Exercise passage:
Personal information
- Full name: Mariya Vasiliyevna Abakumova
- Nationality: Russian
- Born: 15 January 1986 (age 40) Stavropol, Soviet Union
- Height: 1.79 m (5 ft 10 in)
- Weight: 80 kg (176 lb)

Sport
- Country: Russia
- Sport: Women's athletics
- Event: Javelin throw
- Club: CSKA Moscow

Medal record
Olympic Games
| Disqualified | 2008 Beijing | Javelin throw |
World Championships
| Bronze medal – third place | 2013 Moscow | Javelin throw |
| Disqualified | 2011 Daegu | Javelin throw |
| Disqualified | 2009 Berlin | Javelin throw |
Summer Universiade
| Gold medal – first place | 2013 Kazan | Javelin throw |
Representing Europe
Continental Cup
| Disqualified | 2010 Split | Javelin throw |

= Mariya Abakumova =

Russian javelin thrower

Mariya Vasiliyevna Abakumova (Мария Васильевна Абакумова; born 15 January 1986) is a Russian former track and field athlete who competed in the javelin throw.

==Career==
Abakumova discovered her love for athletics and throwing through her coach Irina Vladimirovna Kamarova. Her parents were also active in athletics and served as role models.

Abakumova is a two-time Olympian; she competed at the 2008 and 2012 Summer Olympics. In 2008 she initially won silver. In 2012 she initially finished tenth. She also initially won gold at the 2011 World Championships. In 2013, she won the Summer Universiade with a throw of 65.12 m, and later that year she won bronze at the World Championships with a 65.09 m throw.

In May 2016, it was reported that Abakumova was one of 14 Russian athletes, and nine medalists, implicated in doping following the retesting of urine from the 2008 Olympic Games. Abakumova was named by Russian press agency TASS as having failed the retest, which was undertaken following the Russian doping scandal of 2015 and 2016. If confirmed, under IOC and IAAF rules, Abakumova stood to lose all results, medals, and records from the date of the original test to May 2016. On 13 September 2016, her doping was confirmed by the IOC. Her results at the 2008 Olympics were voided, and she had to return the medal she won. Abakumova appealed the IOC's decision to the Court of Arbitration for Sport (CAS). On 26 July 2018 the CAS dismissed Abakumova's appeal and upheld the IOC's decision.

Records supplied:
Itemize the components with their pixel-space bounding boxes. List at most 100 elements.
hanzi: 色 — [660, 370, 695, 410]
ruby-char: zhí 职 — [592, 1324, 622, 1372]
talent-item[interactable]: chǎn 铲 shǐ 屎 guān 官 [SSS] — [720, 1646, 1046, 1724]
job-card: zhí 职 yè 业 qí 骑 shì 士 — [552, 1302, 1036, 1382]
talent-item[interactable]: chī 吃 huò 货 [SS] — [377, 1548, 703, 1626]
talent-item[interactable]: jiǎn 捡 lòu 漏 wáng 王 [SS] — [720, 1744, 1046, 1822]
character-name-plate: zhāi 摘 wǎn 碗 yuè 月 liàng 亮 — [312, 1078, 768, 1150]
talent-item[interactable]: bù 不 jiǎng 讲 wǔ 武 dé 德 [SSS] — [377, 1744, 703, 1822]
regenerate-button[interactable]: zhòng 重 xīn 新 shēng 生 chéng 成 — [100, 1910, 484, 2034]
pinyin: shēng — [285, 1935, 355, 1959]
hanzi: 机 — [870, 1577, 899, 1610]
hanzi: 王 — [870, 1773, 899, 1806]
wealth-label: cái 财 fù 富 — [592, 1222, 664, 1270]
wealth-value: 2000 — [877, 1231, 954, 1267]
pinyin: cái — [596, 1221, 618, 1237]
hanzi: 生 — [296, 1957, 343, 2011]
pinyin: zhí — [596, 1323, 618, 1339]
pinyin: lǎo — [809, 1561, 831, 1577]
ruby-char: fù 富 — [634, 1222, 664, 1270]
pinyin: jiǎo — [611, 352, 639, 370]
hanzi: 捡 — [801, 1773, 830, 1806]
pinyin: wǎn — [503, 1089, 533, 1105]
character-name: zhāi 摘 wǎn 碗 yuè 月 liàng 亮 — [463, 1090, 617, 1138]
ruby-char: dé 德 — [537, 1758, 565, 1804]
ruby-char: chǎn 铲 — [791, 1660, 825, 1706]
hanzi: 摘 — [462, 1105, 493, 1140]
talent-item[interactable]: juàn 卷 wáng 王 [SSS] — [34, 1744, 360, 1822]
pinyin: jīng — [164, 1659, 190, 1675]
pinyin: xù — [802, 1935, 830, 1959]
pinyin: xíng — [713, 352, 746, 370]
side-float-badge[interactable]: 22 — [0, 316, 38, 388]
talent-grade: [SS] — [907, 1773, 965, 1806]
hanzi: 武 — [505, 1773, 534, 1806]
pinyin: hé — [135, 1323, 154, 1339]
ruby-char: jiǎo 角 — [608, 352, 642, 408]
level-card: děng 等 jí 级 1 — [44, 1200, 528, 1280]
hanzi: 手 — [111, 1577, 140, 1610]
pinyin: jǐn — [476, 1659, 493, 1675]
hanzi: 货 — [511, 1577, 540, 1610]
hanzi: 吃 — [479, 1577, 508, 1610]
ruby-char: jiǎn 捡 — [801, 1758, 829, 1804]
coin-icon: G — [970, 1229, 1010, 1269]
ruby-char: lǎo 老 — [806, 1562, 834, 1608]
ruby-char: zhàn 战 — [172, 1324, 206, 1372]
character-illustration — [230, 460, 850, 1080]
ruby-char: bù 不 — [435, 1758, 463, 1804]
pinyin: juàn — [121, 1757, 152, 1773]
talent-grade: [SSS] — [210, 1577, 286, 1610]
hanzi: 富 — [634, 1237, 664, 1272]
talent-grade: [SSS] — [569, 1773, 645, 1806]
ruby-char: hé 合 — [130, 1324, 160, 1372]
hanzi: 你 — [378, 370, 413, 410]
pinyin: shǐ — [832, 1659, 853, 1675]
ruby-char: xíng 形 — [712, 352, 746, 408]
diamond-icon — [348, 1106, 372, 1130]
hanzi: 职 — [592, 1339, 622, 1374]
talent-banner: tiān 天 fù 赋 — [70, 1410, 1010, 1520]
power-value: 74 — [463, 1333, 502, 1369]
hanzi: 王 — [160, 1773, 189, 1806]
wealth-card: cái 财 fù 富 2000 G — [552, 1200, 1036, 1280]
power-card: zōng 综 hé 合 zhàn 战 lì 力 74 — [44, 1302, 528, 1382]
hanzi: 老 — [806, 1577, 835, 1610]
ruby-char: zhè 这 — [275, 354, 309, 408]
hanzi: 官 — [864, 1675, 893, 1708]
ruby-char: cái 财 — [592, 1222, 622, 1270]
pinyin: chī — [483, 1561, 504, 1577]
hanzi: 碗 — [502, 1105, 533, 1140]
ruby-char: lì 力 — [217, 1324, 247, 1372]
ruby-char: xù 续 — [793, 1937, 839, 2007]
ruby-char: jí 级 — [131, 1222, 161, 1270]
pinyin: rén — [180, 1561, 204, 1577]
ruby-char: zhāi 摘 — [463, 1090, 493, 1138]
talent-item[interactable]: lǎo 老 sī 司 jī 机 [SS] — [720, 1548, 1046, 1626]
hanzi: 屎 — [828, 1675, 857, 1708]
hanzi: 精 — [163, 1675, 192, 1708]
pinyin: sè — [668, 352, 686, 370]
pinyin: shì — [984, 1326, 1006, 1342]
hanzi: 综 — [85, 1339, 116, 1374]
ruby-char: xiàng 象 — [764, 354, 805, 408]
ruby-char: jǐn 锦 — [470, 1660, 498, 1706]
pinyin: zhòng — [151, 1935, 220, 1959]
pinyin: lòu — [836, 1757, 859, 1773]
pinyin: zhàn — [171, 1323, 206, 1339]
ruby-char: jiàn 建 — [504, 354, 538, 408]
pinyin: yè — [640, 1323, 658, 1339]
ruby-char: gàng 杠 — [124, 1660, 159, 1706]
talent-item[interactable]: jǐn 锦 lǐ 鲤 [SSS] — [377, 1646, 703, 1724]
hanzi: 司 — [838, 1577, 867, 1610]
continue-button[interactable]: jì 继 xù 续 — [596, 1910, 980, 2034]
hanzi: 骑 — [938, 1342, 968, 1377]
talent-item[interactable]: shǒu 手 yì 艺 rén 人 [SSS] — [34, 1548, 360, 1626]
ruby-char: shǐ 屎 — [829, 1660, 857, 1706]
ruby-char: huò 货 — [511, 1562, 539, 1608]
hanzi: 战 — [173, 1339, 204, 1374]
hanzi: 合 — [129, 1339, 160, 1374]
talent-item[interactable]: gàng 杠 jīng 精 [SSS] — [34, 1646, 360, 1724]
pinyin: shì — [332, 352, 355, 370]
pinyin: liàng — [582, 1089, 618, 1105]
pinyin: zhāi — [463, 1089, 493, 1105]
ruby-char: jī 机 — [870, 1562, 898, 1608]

Exercise requirements: In the passage on Mariya Abakumova, what distance did she throw to win the 2013 Summer Universiade? The entries were taken from a source separate from the passage on Mariya Abakumova.

Final answer: 65.12 m